* **Directive**
Copy the material from its first line through the line containing "Text: 208(144)-(215): 208(144)-(215)", renaming "EXTRINSIC" as "INTRINSIC" wherever it occurs and leaving everything else unchanged.

* **Available data**

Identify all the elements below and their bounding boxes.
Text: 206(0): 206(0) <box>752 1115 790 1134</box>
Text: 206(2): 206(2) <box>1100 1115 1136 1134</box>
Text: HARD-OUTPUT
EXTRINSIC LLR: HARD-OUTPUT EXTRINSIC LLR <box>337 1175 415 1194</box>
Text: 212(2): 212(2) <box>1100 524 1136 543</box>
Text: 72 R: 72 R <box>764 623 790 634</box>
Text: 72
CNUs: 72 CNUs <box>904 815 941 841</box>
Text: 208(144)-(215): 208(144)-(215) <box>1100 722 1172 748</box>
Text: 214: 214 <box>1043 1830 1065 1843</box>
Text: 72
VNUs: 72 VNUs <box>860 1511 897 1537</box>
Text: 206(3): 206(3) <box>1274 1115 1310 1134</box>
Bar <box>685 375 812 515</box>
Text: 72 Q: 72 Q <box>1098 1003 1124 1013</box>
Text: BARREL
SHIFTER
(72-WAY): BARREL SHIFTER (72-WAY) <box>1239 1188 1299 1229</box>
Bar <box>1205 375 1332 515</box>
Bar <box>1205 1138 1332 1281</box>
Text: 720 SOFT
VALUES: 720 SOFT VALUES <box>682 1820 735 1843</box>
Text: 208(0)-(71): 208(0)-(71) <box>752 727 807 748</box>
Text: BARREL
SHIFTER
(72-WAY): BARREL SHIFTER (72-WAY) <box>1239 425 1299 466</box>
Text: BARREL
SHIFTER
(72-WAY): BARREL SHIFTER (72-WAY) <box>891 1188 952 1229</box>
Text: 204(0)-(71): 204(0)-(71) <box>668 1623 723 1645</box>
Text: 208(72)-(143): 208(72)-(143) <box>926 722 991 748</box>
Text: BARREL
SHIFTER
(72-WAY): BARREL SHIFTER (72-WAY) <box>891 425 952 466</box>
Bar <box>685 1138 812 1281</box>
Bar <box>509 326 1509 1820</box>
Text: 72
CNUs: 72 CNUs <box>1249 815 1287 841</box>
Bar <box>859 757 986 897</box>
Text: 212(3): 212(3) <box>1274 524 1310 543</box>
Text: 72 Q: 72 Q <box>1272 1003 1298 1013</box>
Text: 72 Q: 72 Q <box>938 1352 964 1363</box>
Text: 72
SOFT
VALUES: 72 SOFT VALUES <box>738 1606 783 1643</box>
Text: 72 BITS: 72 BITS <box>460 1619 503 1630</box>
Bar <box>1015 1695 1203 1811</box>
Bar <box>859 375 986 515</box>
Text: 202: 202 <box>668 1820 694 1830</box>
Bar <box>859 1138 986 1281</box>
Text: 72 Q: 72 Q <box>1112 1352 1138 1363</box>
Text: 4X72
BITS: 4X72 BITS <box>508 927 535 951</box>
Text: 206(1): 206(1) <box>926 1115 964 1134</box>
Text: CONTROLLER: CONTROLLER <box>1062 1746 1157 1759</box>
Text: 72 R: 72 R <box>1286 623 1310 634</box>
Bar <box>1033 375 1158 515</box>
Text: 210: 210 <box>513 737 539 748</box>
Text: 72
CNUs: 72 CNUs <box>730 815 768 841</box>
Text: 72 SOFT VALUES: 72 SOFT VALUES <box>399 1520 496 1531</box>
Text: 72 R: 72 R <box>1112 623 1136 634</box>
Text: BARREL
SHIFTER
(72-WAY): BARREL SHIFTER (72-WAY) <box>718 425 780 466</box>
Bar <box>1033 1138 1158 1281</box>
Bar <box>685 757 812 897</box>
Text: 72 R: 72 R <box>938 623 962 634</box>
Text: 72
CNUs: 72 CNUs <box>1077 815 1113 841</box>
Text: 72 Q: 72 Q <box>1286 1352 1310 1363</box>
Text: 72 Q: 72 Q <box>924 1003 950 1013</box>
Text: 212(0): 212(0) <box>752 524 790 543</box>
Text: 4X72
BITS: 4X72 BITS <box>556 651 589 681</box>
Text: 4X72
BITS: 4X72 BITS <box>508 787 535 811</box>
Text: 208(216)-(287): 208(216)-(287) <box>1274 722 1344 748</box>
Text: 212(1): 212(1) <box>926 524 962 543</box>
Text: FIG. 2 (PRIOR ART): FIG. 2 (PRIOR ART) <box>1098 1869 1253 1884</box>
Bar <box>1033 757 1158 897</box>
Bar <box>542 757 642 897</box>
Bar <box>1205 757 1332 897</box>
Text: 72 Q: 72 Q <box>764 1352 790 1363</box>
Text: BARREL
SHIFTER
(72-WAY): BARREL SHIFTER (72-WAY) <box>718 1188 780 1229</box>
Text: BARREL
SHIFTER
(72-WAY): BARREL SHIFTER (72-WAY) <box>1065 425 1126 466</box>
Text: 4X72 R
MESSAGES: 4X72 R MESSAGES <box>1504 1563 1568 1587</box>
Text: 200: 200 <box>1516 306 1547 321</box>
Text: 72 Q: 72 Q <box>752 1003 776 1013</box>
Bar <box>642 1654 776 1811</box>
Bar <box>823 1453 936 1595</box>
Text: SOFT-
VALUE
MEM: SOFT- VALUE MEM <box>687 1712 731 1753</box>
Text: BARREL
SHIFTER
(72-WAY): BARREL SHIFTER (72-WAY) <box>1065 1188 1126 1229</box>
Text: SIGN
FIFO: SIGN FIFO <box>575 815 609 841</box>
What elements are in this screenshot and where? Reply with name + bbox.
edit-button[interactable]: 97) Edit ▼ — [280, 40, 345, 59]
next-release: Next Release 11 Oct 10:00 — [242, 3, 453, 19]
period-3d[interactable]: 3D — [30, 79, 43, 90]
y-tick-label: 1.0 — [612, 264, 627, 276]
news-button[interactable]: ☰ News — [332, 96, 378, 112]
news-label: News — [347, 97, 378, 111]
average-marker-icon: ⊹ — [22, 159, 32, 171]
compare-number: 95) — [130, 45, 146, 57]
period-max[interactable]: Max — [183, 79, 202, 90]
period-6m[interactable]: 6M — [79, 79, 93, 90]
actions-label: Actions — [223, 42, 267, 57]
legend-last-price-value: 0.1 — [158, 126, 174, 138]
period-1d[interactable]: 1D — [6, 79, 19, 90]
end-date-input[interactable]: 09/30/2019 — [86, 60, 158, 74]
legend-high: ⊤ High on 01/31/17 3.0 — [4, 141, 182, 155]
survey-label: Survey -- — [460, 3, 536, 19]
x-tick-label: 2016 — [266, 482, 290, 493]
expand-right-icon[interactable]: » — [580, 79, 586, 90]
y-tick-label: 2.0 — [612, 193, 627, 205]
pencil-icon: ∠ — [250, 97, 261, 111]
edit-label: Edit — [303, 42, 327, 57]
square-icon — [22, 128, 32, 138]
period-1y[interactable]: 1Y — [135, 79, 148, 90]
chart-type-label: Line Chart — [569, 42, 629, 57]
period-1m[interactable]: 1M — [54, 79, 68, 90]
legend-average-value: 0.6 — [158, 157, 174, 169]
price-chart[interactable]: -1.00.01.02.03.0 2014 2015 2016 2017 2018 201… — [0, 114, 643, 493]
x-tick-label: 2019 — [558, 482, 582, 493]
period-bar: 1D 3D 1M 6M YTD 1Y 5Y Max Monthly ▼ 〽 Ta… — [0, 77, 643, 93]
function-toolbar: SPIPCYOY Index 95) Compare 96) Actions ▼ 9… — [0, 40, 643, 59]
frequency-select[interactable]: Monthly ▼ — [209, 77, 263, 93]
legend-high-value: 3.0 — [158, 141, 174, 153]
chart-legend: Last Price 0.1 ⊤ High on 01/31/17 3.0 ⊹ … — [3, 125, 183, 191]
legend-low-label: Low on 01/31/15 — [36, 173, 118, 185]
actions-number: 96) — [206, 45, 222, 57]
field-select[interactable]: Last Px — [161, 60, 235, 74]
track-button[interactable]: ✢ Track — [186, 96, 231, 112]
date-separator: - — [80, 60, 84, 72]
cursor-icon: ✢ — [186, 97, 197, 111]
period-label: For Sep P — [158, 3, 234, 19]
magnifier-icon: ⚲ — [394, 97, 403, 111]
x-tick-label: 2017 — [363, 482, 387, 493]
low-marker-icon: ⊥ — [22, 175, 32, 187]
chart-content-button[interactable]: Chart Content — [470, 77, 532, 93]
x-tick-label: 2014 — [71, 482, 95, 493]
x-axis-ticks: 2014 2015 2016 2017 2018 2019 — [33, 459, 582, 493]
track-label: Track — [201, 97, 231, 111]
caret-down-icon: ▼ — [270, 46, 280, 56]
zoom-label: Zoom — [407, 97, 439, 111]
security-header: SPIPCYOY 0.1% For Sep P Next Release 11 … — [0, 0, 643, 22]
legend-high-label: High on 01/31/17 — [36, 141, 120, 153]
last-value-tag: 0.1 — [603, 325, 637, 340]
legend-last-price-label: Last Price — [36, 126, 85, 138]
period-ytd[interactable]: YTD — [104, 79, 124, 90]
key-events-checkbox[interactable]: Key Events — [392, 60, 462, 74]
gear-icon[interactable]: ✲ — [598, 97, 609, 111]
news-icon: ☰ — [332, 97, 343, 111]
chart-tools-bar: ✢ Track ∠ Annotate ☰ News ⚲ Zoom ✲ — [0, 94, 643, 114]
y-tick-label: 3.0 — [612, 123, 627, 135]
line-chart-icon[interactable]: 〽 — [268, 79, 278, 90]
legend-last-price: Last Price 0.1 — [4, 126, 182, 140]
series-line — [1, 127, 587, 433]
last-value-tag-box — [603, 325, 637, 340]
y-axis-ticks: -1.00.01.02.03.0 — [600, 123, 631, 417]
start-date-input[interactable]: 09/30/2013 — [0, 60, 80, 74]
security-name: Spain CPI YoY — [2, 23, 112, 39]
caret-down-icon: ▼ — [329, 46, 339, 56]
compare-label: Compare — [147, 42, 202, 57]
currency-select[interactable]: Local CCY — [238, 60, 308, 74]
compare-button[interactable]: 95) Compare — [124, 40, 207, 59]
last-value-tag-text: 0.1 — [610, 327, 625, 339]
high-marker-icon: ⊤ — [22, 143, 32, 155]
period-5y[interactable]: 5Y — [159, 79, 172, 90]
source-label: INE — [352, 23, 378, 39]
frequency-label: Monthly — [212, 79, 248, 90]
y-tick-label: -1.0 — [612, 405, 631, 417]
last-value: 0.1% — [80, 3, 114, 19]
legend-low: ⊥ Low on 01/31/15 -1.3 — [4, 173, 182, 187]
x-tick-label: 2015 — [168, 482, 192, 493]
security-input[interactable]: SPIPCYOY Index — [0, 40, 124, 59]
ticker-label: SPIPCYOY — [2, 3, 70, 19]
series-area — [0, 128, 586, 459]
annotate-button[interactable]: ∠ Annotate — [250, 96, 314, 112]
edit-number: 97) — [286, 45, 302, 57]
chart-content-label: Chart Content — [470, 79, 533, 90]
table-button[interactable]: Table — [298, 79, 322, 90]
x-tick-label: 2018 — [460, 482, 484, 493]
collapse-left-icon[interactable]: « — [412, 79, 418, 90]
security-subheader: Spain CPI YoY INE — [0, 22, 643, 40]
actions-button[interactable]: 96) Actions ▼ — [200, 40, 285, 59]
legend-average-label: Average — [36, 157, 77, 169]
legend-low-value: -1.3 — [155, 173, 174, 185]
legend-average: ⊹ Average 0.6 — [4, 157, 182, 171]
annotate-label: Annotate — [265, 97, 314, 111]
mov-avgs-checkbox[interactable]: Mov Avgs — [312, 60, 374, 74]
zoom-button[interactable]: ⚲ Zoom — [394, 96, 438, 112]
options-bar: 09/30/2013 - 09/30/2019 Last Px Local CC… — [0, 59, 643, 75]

* **Response**
Identify all the elements below and their bounding boxes.
Text: 206(0): 206(0) <box>752 1115 790 1134</box>
Text: 206(2): 206(2) <box>1100 1115 1136 1134</box>
Text: HARD-OUTPUT
INTRINSIC LLR: HARD-OUTPUT INTRINSIC LLR <box>337 1175 415 1194</box>
Text: 212(2): 212(2) <box>1100 524 1136 543</box>
Text: 72 R: 72 R <box>764 623 790 634</box>
Text: 72
CNUs: 72 CNUs <box>904 815 941 841</box>
Text: 208(144)-(215): 208(144)-(215) <box>1100 722 1172 748</box>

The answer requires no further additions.